Written request
Separate out the lines that hold "nabywcy".

Dataset items:
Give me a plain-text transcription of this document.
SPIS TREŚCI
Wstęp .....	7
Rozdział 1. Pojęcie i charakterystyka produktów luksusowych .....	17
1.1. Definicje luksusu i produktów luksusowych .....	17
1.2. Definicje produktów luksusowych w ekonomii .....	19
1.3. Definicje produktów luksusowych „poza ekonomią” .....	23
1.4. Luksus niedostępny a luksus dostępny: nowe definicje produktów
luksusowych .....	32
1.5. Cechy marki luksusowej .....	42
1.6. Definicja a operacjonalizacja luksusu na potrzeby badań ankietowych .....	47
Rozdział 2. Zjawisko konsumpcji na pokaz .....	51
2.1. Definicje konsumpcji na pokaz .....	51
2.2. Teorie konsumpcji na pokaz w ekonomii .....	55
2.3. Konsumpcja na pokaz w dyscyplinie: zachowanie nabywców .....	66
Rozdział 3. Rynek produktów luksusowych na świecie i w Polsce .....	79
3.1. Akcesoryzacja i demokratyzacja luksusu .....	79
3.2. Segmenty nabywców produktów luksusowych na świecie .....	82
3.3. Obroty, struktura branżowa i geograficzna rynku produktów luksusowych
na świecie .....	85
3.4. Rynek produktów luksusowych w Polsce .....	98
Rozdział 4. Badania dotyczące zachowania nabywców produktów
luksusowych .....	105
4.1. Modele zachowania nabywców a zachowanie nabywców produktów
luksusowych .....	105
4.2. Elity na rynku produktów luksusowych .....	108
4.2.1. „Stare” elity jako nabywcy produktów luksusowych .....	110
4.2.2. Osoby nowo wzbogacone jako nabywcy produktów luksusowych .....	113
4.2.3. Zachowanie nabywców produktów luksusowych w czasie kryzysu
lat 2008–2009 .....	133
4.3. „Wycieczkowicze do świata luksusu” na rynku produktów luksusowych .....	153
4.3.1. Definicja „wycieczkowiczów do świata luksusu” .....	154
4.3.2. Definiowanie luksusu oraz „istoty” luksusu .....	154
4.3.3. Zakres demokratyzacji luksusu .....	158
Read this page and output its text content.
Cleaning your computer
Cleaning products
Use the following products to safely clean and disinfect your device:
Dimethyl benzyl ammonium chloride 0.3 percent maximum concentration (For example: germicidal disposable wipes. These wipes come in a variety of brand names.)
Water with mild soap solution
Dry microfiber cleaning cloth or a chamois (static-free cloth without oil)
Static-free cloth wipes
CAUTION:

---

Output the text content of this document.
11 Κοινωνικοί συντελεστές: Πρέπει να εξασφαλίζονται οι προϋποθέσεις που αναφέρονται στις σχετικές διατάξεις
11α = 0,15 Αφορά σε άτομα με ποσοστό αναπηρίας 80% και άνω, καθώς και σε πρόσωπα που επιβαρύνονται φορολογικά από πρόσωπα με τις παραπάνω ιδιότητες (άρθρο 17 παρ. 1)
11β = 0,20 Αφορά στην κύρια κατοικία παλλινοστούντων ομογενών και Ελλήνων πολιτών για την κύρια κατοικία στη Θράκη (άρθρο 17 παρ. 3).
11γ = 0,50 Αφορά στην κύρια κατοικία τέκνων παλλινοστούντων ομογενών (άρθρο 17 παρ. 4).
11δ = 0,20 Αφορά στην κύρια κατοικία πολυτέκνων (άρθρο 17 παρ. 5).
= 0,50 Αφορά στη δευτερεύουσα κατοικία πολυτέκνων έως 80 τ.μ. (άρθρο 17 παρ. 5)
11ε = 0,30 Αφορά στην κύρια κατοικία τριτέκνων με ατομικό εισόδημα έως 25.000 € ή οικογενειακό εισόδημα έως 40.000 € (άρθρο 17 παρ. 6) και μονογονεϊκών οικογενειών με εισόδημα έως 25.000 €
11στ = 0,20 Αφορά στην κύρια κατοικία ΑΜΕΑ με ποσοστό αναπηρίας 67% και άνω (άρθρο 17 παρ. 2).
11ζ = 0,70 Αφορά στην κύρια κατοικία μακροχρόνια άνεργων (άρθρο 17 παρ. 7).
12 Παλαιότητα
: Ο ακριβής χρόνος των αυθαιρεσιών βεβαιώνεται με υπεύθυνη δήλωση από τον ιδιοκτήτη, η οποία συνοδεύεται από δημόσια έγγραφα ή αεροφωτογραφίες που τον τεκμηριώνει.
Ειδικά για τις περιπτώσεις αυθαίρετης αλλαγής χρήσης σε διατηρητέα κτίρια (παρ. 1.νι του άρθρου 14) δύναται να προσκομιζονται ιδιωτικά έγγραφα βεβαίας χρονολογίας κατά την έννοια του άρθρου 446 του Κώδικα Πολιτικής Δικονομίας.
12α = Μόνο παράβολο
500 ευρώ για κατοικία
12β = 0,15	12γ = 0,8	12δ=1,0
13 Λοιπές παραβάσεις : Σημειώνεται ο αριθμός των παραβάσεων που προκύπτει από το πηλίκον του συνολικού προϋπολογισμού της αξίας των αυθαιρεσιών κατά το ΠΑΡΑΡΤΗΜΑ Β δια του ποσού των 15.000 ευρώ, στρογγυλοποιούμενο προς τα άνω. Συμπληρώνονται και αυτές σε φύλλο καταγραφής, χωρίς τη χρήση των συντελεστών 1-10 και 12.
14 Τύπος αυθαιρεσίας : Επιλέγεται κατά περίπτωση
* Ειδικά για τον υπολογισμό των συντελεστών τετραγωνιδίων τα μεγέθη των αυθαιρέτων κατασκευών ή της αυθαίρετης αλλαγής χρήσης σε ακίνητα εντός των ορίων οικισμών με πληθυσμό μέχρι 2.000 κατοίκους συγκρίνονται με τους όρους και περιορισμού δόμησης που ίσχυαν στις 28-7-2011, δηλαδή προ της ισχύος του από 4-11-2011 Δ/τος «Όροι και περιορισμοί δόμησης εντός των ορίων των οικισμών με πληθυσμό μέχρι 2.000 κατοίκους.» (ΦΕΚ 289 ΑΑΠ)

Full output
4.2.1. „Stare” elity jako nabywcy produktów luksusowych .....	110
4.2.2. Osoby nowo wzbogacone jako nabywcy produktów luksusowych .....	113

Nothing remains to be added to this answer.